### Task to complete
Work out how many lines have "физической" in them. Give only that number.

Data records
※ ※ ※

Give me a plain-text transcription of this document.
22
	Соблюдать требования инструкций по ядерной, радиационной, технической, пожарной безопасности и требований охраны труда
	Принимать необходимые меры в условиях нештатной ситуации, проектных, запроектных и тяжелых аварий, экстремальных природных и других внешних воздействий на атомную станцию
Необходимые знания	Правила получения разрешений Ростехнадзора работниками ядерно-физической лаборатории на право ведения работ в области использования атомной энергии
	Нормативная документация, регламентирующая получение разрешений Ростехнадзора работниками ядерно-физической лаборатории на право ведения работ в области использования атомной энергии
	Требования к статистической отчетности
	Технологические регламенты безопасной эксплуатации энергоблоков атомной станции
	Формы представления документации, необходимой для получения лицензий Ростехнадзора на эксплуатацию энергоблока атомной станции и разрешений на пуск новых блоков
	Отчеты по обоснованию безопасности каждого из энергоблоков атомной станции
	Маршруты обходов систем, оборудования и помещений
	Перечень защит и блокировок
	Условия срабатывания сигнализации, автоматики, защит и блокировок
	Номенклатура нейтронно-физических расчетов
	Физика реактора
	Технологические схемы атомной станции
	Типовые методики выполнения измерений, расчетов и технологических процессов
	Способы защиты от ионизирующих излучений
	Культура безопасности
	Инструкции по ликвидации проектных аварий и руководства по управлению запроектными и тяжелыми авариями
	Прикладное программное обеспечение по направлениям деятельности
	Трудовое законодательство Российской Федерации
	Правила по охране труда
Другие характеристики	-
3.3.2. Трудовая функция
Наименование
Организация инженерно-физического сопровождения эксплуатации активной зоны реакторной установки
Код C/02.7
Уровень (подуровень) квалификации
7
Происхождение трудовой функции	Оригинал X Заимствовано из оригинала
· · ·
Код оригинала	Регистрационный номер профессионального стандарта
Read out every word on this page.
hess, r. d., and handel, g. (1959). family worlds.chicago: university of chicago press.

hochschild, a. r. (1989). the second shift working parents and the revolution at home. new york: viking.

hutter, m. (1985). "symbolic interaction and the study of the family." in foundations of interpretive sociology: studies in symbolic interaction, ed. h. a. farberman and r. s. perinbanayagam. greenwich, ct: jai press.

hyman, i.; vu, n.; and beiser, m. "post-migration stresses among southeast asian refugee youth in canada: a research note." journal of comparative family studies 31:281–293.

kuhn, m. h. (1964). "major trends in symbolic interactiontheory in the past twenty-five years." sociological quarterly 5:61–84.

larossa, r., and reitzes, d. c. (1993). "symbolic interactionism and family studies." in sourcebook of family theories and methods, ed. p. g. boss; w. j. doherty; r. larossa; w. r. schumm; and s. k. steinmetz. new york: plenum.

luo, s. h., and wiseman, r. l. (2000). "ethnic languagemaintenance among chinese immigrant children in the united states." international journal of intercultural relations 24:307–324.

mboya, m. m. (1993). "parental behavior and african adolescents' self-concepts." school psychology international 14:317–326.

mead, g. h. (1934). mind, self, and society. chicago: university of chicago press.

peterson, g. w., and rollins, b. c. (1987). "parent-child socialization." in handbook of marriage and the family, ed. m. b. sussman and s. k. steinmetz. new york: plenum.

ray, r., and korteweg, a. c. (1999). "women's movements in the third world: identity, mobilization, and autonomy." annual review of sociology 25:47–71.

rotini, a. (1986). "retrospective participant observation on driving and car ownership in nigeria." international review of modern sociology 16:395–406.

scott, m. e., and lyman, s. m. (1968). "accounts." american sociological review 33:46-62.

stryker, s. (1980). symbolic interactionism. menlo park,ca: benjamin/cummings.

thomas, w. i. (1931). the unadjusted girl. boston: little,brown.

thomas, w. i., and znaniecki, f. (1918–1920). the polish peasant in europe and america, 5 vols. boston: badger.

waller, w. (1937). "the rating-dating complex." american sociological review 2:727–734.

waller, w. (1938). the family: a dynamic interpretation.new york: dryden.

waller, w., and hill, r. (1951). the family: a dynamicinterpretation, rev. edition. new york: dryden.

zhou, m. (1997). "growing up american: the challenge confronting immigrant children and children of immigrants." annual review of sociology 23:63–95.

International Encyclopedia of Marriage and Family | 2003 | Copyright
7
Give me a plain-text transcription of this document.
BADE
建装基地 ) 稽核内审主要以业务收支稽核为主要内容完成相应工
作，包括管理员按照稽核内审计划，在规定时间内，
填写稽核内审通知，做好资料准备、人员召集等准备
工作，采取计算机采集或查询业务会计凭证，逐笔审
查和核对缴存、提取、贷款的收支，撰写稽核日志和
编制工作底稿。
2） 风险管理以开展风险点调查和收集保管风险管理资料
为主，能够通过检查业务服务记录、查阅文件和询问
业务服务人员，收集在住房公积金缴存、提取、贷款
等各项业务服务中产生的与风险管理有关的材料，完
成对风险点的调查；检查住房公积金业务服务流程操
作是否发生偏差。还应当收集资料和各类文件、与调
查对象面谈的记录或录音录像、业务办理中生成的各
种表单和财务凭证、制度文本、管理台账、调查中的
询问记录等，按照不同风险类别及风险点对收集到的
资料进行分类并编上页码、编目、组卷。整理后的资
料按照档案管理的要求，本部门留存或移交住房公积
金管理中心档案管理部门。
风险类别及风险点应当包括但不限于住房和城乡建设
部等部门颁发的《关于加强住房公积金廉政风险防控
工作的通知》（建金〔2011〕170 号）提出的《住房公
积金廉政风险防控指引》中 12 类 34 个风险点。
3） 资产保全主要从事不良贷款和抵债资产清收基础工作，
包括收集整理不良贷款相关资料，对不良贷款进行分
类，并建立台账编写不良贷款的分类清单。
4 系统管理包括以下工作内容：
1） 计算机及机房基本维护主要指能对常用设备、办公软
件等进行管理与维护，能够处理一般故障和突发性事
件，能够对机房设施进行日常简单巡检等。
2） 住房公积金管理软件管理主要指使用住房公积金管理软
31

※ ※ ※

### Final result
2